* [Problem description]
Tell how many lines in the data below hold the string "Salinity"; give nothing but the number.

━━━ Extracted material

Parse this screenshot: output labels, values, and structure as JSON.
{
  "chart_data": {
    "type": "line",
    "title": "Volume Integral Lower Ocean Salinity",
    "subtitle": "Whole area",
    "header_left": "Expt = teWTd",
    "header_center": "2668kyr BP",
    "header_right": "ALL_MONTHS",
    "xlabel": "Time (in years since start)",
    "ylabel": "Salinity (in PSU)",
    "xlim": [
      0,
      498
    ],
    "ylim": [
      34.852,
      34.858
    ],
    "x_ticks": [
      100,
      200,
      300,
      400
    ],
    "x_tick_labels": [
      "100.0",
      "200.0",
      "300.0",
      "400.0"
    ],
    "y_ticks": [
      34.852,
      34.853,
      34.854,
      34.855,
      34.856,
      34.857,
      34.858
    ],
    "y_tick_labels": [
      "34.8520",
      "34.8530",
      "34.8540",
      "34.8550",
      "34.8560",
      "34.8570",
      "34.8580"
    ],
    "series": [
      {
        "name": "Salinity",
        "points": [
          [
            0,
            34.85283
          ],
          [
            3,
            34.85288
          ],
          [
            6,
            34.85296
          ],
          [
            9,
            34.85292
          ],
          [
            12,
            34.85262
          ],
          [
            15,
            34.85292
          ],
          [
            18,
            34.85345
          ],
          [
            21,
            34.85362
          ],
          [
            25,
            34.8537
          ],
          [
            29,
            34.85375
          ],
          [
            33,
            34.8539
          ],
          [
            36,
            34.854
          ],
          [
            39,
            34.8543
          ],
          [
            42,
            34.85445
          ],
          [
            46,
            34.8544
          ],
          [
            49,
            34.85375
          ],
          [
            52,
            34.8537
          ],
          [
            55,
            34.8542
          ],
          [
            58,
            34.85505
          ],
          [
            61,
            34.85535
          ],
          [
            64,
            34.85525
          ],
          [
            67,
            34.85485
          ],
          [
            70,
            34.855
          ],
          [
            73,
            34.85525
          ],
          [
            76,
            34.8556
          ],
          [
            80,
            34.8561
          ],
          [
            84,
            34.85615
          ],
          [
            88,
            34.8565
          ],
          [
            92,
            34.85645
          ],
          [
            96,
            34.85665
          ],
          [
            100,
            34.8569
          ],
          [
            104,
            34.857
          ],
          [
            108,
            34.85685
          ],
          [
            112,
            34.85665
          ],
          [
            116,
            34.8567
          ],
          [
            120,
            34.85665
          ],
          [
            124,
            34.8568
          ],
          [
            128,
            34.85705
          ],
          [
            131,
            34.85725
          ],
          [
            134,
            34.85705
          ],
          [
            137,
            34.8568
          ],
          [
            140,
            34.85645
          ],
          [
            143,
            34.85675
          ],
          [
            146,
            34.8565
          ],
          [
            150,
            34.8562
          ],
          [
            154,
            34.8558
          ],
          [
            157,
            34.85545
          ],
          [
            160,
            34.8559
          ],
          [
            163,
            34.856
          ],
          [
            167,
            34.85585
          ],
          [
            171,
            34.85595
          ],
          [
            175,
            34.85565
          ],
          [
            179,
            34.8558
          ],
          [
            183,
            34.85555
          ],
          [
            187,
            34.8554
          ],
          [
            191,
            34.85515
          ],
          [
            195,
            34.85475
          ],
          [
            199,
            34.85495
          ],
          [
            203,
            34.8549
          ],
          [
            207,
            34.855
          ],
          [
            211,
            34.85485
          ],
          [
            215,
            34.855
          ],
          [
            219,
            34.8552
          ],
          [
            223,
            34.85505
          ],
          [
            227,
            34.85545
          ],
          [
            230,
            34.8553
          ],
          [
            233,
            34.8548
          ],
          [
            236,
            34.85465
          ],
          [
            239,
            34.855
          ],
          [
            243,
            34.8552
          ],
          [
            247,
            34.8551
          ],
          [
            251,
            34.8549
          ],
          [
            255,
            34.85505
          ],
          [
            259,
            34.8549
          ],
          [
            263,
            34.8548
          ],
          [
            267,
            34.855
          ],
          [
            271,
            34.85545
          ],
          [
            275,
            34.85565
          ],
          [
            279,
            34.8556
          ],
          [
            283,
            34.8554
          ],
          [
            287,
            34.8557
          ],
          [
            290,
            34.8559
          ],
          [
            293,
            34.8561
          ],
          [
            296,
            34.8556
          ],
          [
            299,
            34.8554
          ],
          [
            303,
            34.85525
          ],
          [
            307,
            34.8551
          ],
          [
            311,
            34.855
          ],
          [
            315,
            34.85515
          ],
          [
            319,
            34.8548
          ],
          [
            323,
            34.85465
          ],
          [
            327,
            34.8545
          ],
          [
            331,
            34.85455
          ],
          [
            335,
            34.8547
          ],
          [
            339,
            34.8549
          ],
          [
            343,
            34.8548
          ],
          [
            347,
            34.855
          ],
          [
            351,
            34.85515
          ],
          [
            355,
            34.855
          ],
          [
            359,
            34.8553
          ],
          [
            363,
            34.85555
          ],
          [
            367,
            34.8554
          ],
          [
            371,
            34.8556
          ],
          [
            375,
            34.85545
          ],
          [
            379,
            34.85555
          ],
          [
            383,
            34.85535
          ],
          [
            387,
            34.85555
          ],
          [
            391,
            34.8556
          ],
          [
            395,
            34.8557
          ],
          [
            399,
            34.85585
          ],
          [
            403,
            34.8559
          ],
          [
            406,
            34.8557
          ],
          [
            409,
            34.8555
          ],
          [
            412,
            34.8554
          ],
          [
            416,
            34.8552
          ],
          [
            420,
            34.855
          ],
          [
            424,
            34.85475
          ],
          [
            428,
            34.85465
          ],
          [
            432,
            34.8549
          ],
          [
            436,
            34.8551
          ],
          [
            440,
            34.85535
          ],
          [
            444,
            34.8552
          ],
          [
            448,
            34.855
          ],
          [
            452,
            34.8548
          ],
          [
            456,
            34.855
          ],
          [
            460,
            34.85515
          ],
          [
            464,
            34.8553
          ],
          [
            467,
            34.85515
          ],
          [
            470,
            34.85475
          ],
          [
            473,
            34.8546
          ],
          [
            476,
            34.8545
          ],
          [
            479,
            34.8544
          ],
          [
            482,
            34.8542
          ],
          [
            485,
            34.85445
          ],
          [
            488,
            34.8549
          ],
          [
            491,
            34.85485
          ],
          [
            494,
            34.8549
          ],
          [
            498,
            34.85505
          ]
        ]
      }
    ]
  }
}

━━━━━━

* [Output of the task]
3